Your task:
Could you write out every entry exactly as it stands?

Provided entries:
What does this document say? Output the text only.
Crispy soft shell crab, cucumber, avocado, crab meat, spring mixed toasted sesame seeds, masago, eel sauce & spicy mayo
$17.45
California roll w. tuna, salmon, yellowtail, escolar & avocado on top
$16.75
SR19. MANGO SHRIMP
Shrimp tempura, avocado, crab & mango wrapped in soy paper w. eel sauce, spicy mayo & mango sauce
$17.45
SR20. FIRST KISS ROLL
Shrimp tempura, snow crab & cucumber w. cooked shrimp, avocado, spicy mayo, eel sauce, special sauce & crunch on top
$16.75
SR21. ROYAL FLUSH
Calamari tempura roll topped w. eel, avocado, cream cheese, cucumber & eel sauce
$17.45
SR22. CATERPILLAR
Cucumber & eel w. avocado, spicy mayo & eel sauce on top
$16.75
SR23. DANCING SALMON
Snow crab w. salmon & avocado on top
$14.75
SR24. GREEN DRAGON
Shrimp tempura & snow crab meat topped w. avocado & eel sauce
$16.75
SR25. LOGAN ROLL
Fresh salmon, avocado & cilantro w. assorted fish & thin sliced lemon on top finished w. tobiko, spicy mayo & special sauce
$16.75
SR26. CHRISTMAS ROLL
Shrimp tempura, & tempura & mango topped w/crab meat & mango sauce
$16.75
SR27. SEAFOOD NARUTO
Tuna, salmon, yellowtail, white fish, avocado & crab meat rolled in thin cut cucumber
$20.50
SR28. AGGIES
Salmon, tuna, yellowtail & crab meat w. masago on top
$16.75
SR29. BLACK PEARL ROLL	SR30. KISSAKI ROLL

The solution:
What does this document say? Output the text only.
Crispy soft shell crab, cucumber, avocado, crab meat, spring mixed toasted sesame seeds, masago, eel sauce & spicy mayo
$17.45
California roll w. tuna, salmon, yellowtail, escolar & avocado on top
$16.75
SR19. MANGO SHRIMP
Shrimp tempura, avocado, crab & mango wrapped in soy paper w. eel sauce, spicy mayo & mango sauce
$17.45
SR20. FIRST KISS ROLL
Shrimp tempura, snow crab & cucumber w. cooked shrimp, avocado, spicy mayo, eel sauce, special sauce & crunch on top
$16.75
SR21. ROYAL FLUSH
Calamari tempura roll topped w. eel, avocado, cream cheese, cucumber & eel sauce
$17.45
SR22. CATERPILLAR
Cucumber & eel w. avocado, spicy mayo & eel sauce on top
$16.75
SR23. DANCING SALMON
Snow crab w. salmon & avocado on top
$14.75
SR24. GREEN DRAGON
Shrimp tempura & snow crab meat topped w. avocado & eel sauce
$16.75
SR25. LOGAN ROLL
Fresh salmon, avocado & cilantro w. assorted fish & thin sliced lemon on top finished w. tobiko, spicy mayo & special sauce
$16.75
SR26. CHRISTMAS ROLL
Shrimp tempura, & tempura & mango topped w/crab meat & mango sauce
$16.75
SR27. SEAFOOD NARUTO
Tuna, salmon, yellowtail, white fish, avocado & crab meat rolled in thin cut cucumber
$20.50
SR28. AGGIES
Salmon, tuna, yellowtail & crab meat w. masago on top
$16.75
SR29. BLACK PEARL ROLL	SR30. KISSAKI ROLL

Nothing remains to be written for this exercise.